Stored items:
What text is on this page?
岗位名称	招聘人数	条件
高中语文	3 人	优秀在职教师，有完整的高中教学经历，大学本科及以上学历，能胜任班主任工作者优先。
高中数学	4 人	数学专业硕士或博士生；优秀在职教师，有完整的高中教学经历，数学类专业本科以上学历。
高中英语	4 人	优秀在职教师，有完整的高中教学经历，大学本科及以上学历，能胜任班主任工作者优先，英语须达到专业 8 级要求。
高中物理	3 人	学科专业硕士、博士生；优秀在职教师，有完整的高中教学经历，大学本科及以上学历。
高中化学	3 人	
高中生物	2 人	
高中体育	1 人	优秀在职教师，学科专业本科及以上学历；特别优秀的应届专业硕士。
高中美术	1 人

- _TASK OBJECTIVE_:
All of the lines above need to be given again exactly.

- _WRITTEN SOLUTION_:
What text is on this page?
岗位名称	招聘人数	条件
高中语文	3 人	优秀在职教师，有完整的高中教学经历，大学本科及以上学历，能胜任班主任工作者优先。
高中数学	4 人	数学专业硕士或博士生；优秀在职教师，有完整的高中教学经历，数学类专业本科以上学历。
高中英语	4 人	优秀在职教师，有完整的高中教学经历，大学本科及以上学历，能胜任班主任工作者优先，英语须达到专业 8 级要求。
高中物理	3 人	学科专业硕士、博士生；优秀在职教师，有完整的高中教学经历，大学本科及以上学历。
高中化学	3 人	
高中生物	2 人	
高中体育	1 人	优秀在职教师，学科专业本科及以上学历；特别优秀的应届专业硕士。
高中美术	1 人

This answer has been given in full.